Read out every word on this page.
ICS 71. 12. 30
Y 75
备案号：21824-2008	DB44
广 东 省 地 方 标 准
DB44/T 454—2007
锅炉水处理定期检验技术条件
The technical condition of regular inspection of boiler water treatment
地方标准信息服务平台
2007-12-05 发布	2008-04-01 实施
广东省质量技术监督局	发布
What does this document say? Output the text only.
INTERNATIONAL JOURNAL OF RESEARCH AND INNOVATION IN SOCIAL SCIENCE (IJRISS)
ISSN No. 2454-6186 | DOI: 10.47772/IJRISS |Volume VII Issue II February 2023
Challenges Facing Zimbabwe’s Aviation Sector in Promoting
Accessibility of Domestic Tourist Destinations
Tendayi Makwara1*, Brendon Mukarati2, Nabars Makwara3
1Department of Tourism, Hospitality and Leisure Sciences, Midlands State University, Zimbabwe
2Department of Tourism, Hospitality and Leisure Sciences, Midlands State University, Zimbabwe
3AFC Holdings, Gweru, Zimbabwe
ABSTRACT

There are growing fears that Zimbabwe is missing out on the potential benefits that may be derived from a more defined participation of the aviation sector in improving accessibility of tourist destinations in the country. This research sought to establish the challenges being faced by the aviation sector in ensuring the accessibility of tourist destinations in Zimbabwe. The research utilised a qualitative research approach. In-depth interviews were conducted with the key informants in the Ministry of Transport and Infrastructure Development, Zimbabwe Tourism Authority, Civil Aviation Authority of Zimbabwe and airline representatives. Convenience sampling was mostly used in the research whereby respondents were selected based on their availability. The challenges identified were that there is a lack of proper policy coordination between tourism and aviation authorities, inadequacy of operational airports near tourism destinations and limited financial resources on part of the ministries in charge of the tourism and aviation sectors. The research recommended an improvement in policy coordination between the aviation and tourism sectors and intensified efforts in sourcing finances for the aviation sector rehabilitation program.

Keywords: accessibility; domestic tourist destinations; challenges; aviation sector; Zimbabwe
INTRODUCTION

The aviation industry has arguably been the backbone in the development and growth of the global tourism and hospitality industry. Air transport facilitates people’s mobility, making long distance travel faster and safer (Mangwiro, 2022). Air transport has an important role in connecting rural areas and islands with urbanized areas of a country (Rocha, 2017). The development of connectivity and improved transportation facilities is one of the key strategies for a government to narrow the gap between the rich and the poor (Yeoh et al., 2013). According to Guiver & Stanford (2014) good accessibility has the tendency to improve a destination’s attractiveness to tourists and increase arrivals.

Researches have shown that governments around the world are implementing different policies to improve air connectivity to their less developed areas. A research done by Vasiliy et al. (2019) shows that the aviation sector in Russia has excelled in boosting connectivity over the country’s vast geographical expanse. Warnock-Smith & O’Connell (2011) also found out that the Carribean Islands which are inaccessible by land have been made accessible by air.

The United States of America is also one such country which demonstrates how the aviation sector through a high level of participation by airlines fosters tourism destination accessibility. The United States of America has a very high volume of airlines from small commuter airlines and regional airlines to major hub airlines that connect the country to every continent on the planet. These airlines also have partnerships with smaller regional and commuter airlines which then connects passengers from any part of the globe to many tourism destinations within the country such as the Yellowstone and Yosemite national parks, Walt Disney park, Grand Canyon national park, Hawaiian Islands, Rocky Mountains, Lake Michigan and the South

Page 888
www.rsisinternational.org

*What to produce*:
The word "which" may occur in lines of the records. Report how many such lines there are, giving only the number.

*Result*:
2